>> START SUPPLIED DATA
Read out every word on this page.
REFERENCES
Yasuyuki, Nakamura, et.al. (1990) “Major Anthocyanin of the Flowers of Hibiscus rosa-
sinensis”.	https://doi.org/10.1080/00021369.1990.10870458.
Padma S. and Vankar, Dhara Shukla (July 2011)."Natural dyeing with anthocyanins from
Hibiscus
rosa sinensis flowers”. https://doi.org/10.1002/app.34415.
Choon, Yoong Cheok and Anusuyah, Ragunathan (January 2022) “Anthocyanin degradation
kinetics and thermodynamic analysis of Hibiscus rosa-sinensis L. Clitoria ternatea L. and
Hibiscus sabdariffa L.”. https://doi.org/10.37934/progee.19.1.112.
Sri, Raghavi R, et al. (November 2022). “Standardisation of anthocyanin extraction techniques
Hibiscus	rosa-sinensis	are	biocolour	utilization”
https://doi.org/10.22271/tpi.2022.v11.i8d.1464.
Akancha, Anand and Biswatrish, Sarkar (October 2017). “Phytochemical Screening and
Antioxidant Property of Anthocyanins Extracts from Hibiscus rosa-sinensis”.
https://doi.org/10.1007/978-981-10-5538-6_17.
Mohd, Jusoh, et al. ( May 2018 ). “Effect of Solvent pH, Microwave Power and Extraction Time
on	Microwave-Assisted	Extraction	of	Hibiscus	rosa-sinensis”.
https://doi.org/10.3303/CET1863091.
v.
>> END SUPPLIED DATA
> [PROBLEM DESCRIPTION]: Print the whole listing again, exactly.

> [RESULT OF THE EXERCISE]:
Read out every word on this page.
REFERENCES
Yasuyuki, Nakamura, et.al. (1990) “Major Anthocyanin of the Flowers of Hibiscus rosa-
sinensis”.	https://doi.org/10.1080/00021369.1990.10870458.
Padma S. and Vankar, Dhara Shukla (July 2011)."Natural dyeing with anthocyanins from
Hibiscus
rosa sinensis flowers”. https://doi.org/10.1002/app.34415.
Choon, Yoong Cheok and Anusuyah, Ragunathan (January 2022) “Anthocyanin degradation
kinetics and thermodynamic analysis of Hibiscus rosa-sinensis L. Clitoria ternatea L. and
Hibiscus sabdariffa L.”. https://doi.org/10.37934/progee.19.1.112.
Sri, Raghavi R, et al. (November 2022). “Standardisation of anthocyanin extraction techniques
Hibiscus	rosa-sinensis	are	biocolour	utilization”
https://doi.org/10.22271/tpi.2022.v11.i8d.1464.
Akancha, Anand and Biswatrish, Sarkar (October 2017). “Phytochemical Screening and
Antioxidant Property of Anthocyanins Extracts from Hibiscus rosa-sinensis”.
https://doi.org/10.1007/978-981-10-5538-6_17.
Mohd, Jusoh, et al. ( May 2018 ). “Effect of Solvent pH, Microwave Power and Extraction Time
on	Microwave-Assisted	Extraction	of	Hibiscus	rosa-sinensis”.
https://doi.org/10.3303/CET1863091.
v.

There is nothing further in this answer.